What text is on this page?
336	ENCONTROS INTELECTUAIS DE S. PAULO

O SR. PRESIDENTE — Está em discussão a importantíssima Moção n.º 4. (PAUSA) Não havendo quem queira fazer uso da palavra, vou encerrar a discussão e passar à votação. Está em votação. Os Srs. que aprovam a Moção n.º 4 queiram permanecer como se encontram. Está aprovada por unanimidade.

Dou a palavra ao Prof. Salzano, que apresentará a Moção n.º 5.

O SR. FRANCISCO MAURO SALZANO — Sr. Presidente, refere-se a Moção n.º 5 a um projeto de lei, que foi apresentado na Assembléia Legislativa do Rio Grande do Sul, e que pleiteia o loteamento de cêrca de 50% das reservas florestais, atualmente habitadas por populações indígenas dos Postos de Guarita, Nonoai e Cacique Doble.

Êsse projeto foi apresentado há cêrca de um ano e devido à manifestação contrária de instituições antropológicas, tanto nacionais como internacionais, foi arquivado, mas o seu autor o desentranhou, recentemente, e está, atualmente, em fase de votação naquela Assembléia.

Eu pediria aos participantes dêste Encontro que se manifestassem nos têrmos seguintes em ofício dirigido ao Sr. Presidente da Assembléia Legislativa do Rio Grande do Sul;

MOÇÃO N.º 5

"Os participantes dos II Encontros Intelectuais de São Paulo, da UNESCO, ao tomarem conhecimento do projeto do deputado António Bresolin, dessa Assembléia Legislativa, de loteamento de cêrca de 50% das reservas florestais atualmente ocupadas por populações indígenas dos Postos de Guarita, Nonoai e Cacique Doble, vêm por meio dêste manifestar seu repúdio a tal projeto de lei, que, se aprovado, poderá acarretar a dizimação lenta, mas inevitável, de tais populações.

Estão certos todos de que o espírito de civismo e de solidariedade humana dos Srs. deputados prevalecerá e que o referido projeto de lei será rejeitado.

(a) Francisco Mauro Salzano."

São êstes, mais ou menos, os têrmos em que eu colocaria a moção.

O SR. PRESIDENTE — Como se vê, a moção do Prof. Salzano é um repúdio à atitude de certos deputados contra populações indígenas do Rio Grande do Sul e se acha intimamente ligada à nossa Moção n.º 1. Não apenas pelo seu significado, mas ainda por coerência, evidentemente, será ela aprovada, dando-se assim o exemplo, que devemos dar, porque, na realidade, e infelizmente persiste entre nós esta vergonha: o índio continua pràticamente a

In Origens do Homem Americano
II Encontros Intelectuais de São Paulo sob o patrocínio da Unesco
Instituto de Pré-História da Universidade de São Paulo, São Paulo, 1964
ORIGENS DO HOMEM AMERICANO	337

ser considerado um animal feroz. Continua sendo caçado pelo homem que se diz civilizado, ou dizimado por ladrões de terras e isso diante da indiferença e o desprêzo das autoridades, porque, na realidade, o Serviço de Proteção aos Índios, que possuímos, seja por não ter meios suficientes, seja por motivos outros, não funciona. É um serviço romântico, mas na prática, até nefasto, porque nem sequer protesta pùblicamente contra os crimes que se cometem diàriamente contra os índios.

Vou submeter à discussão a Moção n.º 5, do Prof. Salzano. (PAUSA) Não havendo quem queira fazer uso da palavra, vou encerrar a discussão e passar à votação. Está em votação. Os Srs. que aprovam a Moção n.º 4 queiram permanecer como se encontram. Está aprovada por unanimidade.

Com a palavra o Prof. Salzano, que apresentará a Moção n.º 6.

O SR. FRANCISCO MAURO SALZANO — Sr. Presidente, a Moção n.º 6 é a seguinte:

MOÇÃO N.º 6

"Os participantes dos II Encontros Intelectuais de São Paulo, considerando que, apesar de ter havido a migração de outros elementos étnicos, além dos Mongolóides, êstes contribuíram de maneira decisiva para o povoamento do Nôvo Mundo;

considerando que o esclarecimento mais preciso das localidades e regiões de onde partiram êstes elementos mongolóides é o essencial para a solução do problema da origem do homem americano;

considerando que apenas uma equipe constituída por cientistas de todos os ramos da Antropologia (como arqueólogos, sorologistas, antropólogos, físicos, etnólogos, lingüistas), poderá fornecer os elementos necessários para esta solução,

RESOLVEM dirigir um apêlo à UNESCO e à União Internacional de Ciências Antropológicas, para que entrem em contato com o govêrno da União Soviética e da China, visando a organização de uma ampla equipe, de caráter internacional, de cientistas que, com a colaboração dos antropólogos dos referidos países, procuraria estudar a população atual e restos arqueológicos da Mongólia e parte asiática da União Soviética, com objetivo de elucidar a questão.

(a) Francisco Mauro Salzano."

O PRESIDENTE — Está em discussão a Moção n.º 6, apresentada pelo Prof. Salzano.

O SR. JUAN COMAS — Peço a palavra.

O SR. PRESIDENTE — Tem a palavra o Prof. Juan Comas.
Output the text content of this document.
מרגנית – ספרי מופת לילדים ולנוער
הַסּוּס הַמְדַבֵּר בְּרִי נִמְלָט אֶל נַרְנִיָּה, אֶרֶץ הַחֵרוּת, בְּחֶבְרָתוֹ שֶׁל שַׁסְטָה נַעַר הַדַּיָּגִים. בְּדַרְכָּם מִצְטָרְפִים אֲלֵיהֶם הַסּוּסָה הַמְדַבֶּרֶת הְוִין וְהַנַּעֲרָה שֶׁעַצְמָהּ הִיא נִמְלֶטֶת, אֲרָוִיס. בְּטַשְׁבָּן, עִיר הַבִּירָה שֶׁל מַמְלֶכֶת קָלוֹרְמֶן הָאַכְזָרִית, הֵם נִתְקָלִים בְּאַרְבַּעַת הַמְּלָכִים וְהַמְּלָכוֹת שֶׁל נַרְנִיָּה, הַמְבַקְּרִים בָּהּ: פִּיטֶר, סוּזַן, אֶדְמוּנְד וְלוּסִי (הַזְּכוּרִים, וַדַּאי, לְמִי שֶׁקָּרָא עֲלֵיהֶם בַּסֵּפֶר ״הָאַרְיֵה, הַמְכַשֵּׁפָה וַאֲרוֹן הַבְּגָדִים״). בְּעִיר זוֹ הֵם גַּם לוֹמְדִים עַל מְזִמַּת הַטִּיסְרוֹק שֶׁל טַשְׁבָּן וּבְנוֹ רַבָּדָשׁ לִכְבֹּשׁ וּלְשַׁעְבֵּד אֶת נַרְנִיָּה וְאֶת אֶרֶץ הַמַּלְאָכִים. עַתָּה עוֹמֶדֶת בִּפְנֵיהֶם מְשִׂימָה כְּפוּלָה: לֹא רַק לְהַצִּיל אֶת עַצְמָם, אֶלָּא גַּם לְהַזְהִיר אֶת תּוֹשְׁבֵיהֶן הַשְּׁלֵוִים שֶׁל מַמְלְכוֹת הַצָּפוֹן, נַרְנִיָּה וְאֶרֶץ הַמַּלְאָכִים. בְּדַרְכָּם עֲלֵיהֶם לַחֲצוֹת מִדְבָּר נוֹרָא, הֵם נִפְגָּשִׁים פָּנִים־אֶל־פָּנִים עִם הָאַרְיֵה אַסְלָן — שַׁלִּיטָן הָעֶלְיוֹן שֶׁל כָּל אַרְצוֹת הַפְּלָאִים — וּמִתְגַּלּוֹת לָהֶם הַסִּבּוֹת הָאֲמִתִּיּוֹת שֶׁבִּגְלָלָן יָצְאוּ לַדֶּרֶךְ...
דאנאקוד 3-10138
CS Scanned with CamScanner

-=-=-

* [Description of the task] Starting at the line that contains "Output the text content of this document.", repeat each line exactly through the last one in the listing. Include both of those lines and nothing more.

* [Result of the task]
Output the text content of this document.
מרגנית – ספרי מופת לילדים ולנוער
הַסּוּס הַמְדַבֵּר בְּרִי נִמְלָט אֶל נַרְנִיָּה, אֶרֶץ הַחֵרוּת, בְּחֶבְרָתוֹ שֶׁל שַׁסְטָה נַעַר הַדַּיָּגִים. בְּדַרְכָּם מִצְטָרְפִים אֲלֵיהֶם הַסּוּסָה הַמְדַבֶּרֶת הְוִין וְהַנַּעֲרָה שֶׁעַצְמָהּ הִיא נִמְלֶטֶת, אֲרָוִיס. בְּטַשְׁבָּן, עִיר הַבִּירָה שֶׁל מַמְלֶכֶת קָלוֹרְמֶן הָאַכְזָרִית, הֵם נִתְקָלִים בְּאַרְבַּעַת הַמְּלָכִים וְהַמְּלָכוֹת שֶׁל נַרְנִיָּה, הַמְבַקְּרִים בָּהּ: פִּיטֶר, סוּזַן, אֶדְמוּנְד וְלוּסִי (הַזְּכוּרִים, וַדַּאי, לְמִי שֶׁקָּרָא עֲלֵיהֶם בַּסֵּפֶר ״הָאַרְיֵה, הַמְכַשֵּׁפָה וַאֲרוֹן הַבְּגָדִים״). בְּעִיר זוֹ הֵם גַּם לוֹמְדִים עַל מְזִמַּת הַטִּיסְרוֹק שֶׁל טַשְׁבָּן וּבְנוֹ רַבָּדָשׁ לִכְבֹּשׁ וּלְשַׁעְבֵּד אֶת נַרְנִיָּה וְאֶת אֶרֶץ הַמַּלְאָכִים. עַתָּה עוֹמֶדֶת בִּפְנֵיהֶם מְשִׂימָה כְּפוּלָה: לֹא רַק לְהַצִּיל אֶת עַצְמָם, אֶלָּא גַּם לְהַזְהִיר אֶת תּוֹשְׁבֵיהֶן הַשְּׁלֵוִים שֶׁל מַמְלְכוֹת הַצָּפוֹן, נַרְנִיָּה וְאֶרֶץ הַמַּלְאָכִים. בְּדַרְכָּם עֲלֵיהֶם לַחֲצוֹת מִדְבָּר נוֹרָא, הֵם נִפְגָּשִׁים פָּנִים־אֶל־פָּנִים עִם הָאַרְיֵה אַסְלָן — שַׁלִּיטָן הָעֶלְיוֹן שֶׁל כָּל אַרְצוֹת הַפְּלָאִים — וּמִתְגַּלּוֹת לָהֶם הַסִּבּוֹת הָאֲמִתִּיּוֹת שֶׁבִּגְלָלָן יָצְאוּ לַדֶּרֶךְ...
דאנאקוד 3-10138
CS Scanned with CamScanner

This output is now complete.